=== PROBLEM DETAILS ===
Print all of the data exactly as written.
begin DATASET
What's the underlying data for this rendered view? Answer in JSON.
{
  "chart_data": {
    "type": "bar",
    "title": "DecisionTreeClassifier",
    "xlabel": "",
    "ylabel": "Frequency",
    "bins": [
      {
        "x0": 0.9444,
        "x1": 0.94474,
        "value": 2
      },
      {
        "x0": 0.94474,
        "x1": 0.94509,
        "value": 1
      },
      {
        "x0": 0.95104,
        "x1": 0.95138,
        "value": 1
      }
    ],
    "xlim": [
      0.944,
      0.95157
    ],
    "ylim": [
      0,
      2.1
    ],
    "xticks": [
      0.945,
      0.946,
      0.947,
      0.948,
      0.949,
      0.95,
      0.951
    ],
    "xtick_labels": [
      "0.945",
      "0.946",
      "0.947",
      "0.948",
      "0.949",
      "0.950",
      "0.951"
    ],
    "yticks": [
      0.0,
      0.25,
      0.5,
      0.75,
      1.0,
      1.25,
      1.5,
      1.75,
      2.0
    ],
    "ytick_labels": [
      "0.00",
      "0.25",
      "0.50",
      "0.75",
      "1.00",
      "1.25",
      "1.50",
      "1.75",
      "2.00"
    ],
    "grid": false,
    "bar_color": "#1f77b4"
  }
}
end DATASET
=== SOLUTION FOR THIS PROBLEM ===
What's the underlying data for this rendered view? Answer in JSON.
{
  "chart_data": {
    "type": "bar",
    "title": "DecisionTreeClassifier",
    "xlabel": "",
    "ylabel": "Frequency",
    "bins": [
      {
        "x0": 0.9444,
        "x1": 0.94474,
        "value": 2
      },
      {
        "x0": 0.94474,
        "x1": 0.94509,
        "value": 1
      },
      {
        "x0": 0.95104,
        "x1": 0.95138,
        "value": 1
      }
    ],
    "xlim": [
      0.944,
      0.95157
    ],
    "ylim": [
      0,
      2.1
    ],
    "xticks": [
      0.945,
      0.946,
      0.947,
      0.948,
      0.949,
      0.95,
      0.951
    ],
    "xtick_labels": [
      "0.945",
      "0.946",
      "0.947",
      "0.948",
      "0.949",
      "0.950",
      "0.951"
    ],
    "yticks": [
      0.0,
      0.25,
      0.5,
      0.75,
      1.0,
      1.25,
      1.5,
      1.75,
      2.0
    ],
    "ytick_labels": [
      "0.00",
      "0.25",
      "0.50",
      "0.75",
      "1.00",
      "1.25",
      "1.50",
      "1.75",
      "2.00"
    ],
    "grid": false,
    "bar_color": "#1f77b4"
  }
}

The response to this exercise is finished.